■ THE RECORDS

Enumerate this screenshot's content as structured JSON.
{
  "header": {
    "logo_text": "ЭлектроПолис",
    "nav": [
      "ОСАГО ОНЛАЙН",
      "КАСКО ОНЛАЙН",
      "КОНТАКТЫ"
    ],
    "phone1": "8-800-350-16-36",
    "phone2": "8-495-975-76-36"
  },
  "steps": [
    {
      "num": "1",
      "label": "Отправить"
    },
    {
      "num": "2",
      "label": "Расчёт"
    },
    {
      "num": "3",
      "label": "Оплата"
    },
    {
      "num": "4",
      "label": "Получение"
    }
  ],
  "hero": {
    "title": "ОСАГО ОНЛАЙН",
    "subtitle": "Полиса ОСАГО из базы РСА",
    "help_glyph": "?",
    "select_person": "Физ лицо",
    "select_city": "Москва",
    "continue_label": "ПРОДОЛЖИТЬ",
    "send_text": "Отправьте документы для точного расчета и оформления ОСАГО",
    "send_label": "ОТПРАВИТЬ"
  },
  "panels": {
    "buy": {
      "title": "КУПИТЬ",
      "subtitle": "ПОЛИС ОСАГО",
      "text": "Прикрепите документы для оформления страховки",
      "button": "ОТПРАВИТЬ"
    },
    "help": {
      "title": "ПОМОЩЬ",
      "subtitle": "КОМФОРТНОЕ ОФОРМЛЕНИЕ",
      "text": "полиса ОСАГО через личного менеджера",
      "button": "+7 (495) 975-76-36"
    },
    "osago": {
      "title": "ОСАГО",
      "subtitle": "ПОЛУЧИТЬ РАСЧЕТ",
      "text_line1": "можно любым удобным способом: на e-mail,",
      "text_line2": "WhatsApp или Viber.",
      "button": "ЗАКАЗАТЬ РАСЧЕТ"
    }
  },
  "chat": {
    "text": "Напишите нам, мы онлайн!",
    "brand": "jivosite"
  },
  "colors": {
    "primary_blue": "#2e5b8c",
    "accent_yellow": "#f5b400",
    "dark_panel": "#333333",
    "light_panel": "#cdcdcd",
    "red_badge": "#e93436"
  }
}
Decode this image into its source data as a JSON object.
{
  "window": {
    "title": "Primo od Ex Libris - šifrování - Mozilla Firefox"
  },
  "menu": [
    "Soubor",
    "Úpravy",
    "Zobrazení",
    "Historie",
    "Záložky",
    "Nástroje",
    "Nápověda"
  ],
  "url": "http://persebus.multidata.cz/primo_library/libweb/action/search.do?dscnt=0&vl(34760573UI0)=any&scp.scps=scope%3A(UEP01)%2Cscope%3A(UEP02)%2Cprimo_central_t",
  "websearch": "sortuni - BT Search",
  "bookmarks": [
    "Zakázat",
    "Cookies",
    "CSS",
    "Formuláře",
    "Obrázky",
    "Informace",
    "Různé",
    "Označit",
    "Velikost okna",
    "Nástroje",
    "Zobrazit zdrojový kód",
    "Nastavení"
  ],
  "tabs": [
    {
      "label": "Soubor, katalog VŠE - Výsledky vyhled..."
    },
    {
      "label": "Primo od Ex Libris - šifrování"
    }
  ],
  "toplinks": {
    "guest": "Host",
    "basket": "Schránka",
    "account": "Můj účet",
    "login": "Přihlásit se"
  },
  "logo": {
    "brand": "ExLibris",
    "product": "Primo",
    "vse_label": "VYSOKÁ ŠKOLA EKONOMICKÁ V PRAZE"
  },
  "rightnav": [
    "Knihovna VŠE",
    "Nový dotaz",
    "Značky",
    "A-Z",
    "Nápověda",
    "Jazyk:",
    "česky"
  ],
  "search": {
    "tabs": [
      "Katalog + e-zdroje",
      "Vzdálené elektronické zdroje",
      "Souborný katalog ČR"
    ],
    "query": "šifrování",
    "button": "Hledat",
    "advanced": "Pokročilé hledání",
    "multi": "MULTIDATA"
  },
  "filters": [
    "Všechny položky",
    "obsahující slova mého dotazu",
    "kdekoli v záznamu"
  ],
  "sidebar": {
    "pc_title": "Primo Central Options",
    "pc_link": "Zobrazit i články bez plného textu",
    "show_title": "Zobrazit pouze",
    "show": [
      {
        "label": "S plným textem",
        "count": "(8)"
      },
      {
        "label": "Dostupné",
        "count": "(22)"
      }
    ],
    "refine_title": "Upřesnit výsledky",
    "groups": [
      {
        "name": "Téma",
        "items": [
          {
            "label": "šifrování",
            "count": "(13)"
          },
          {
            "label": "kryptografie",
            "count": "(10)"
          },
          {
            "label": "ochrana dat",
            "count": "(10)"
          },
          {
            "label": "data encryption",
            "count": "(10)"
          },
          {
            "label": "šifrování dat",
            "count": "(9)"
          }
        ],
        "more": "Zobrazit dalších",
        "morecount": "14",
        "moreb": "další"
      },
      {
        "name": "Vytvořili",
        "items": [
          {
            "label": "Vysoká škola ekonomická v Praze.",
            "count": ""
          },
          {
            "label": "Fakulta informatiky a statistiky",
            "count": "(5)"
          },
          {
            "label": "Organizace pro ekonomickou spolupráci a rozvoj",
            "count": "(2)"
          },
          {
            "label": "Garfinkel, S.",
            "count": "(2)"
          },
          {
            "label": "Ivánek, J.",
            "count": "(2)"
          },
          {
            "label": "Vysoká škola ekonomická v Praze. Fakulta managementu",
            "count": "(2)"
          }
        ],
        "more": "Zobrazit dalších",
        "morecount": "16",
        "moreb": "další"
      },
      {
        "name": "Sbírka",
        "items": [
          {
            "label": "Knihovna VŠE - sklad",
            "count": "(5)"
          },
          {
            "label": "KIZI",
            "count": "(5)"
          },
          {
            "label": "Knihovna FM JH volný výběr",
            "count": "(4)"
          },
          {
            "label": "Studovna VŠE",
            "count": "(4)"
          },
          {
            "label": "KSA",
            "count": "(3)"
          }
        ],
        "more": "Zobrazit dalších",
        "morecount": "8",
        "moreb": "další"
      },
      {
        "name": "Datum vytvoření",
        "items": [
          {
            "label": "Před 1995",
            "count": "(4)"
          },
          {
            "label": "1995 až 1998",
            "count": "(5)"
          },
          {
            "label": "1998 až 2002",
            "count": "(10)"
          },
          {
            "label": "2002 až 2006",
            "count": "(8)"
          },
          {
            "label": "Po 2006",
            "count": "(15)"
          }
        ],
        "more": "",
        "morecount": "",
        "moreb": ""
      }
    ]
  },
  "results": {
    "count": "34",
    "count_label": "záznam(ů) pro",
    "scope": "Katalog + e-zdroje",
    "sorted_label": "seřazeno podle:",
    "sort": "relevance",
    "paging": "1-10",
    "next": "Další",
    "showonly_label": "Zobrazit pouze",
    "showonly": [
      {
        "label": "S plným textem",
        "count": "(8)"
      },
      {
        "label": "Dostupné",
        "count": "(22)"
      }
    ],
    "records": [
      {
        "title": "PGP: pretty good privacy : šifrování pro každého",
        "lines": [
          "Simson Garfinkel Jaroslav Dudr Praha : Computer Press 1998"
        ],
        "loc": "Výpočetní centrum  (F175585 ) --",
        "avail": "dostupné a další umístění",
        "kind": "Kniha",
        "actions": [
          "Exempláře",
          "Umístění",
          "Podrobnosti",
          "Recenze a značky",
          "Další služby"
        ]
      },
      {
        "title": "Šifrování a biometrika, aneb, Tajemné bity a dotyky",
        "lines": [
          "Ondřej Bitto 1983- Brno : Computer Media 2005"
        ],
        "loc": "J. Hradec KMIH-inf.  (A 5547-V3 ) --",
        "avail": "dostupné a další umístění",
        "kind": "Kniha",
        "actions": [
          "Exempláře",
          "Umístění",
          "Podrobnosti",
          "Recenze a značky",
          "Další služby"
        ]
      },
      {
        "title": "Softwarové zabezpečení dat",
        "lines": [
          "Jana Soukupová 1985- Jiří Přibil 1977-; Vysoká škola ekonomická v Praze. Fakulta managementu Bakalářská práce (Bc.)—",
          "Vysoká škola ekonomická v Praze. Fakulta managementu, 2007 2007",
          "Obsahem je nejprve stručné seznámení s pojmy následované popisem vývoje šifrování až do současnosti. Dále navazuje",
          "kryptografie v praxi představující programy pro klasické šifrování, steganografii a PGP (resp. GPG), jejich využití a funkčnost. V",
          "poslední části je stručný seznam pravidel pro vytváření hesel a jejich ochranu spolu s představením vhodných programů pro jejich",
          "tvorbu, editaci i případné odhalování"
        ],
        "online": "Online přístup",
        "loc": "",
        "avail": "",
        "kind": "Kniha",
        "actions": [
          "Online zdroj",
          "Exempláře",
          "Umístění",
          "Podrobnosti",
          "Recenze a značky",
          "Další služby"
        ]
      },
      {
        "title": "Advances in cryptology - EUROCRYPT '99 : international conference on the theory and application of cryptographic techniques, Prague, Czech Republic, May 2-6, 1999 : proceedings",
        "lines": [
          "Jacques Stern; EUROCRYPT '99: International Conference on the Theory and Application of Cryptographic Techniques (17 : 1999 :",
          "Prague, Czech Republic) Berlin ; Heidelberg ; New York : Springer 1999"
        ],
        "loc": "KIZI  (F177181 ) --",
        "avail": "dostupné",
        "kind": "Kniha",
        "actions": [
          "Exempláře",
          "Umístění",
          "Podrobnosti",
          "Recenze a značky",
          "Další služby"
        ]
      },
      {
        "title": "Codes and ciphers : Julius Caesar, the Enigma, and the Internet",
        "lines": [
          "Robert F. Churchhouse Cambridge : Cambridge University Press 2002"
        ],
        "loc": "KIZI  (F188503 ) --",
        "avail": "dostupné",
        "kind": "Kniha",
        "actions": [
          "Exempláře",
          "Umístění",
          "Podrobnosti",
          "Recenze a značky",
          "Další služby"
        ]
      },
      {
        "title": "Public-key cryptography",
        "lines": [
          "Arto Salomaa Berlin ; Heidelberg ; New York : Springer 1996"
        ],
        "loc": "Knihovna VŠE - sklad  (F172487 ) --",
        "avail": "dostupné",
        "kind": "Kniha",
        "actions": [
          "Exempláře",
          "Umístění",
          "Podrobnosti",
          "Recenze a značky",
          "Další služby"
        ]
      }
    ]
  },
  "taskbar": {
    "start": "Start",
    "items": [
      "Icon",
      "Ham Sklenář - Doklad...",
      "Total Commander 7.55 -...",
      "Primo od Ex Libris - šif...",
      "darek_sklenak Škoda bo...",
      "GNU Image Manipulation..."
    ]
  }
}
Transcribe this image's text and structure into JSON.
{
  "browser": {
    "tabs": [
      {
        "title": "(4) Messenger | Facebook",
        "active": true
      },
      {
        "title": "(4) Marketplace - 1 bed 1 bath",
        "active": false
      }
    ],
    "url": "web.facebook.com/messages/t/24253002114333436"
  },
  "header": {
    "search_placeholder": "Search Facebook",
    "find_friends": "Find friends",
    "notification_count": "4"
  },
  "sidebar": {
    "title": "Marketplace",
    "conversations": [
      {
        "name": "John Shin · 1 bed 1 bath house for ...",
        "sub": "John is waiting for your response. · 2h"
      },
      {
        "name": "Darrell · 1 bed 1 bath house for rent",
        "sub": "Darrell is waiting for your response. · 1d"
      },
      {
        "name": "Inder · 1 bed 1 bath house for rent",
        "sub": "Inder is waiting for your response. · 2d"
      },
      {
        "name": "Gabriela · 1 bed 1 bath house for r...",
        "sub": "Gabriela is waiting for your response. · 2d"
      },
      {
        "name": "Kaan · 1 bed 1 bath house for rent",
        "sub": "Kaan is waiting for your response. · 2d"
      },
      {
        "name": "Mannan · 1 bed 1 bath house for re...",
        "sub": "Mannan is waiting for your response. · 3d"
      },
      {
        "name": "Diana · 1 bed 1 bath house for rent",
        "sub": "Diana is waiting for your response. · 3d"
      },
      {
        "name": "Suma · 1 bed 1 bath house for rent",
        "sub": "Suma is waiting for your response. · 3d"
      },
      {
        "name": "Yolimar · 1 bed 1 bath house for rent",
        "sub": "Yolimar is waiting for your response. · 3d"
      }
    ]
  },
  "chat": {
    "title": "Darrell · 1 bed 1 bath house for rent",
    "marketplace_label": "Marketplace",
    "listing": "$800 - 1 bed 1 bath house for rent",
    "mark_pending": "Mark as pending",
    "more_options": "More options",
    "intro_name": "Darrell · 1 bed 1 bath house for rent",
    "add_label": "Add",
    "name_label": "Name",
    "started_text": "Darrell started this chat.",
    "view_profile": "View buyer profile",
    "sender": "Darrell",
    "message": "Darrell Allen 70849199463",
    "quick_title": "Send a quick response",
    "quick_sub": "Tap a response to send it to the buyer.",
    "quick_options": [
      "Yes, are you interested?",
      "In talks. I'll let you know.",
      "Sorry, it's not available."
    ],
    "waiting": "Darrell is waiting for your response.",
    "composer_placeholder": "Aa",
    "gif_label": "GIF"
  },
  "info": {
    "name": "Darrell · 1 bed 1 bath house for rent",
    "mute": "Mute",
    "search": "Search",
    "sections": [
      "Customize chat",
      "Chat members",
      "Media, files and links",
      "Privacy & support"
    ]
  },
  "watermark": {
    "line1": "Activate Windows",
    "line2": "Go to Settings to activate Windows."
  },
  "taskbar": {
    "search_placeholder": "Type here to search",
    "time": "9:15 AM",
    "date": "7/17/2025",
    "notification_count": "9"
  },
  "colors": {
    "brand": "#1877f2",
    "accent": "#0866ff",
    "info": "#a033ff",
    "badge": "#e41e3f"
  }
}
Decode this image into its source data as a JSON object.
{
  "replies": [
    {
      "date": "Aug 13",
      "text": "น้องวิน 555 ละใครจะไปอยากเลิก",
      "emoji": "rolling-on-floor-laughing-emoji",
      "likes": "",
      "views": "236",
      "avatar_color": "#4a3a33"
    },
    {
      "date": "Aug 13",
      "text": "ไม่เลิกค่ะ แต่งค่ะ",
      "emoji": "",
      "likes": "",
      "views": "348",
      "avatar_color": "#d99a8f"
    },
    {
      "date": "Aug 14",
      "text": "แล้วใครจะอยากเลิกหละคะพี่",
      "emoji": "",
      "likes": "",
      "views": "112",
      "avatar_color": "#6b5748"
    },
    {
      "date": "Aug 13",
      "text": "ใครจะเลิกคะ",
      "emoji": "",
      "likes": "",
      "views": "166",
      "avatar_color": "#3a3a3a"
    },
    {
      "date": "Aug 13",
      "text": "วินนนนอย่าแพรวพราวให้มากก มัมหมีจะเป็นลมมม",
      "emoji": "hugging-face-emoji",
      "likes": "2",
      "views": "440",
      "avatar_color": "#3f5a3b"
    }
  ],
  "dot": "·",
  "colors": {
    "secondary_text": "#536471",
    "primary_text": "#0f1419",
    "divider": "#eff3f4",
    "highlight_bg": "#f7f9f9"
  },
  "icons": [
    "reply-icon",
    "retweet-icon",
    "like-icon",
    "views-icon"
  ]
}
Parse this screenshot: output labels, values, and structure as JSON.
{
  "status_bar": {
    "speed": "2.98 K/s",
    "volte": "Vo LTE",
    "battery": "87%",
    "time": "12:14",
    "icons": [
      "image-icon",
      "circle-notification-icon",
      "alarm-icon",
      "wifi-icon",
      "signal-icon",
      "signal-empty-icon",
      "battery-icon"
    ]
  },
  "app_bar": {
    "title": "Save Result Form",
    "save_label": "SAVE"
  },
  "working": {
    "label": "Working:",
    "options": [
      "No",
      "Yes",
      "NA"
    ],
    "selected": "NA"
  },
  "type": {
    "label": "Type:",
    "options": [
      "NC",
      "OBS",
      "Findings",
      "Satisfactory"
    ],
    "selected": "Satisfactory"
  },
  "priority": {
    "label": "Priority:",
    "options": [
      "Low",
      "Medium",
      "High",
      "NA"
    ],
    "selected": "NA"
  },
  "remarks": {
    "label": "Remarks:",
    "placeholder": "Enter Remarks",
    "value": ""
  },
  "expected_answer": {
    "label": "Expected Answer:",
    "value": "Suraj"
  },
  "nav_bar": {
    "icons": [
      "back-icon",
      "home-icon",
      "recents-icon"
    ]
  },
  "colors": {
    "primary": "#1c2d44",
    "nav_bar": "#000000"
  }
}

■ OBJECTIVE
Quote, without any change, each line from the one that contains "Parse this screenshot: output" through the end of the material.

■ SOLUTION BELOW
Parse this screenshot: output labels, values, and structure as JSON.
{
  "status_bar": {
    "speed": "2.98 K/s",
    "volte": "Vo LTE",
    "battery": "87%",
    "time": "12:14",
    "icons": [
      "image-icon",
      "circle-notification-icon",
      "alarm-icon",
      "wifi-icon",
      "signal-icon",
      "signal-empty-icon",
      "battery-icon"
    ]
  },
  "app_bar": {
    "title": "Save Result Form",
    "save_label": "SAVE"
  },
  "working": {
    "label": "Working:",
    "options": [
      "No",
      "Yes",
      "NA"
    ],
    "selected": "NA"
  },
  "type": {
    "label": "Type:",
    "options": [
      "NC",
      "OBS",
      "Findings",
      "Satisfactory"
    ],
    "selected": "Satisfactory"
  },
  "priority": {
    "label": "Priority:",
    "options": [
      "Low",
      "Medium",
      "High",
      "NA"
    ],
    "selected": "NA"
  },
  "remarks": {
    "label": "Remarks:",
    "placeholder": "Enter Remarks",
    "value": ""
  },
  "expected_answer": {
    "label": "Expected Answer:",
    "value": "Suraj"
  },
  "nav_bar": {
    "icons": [
      "back-icon",
      "home-icon",
      "recents-icon"
    ]
  },
  "colors": {
    "primary": "#1c2d44",
    "nav_bar": "#000000"
  }
}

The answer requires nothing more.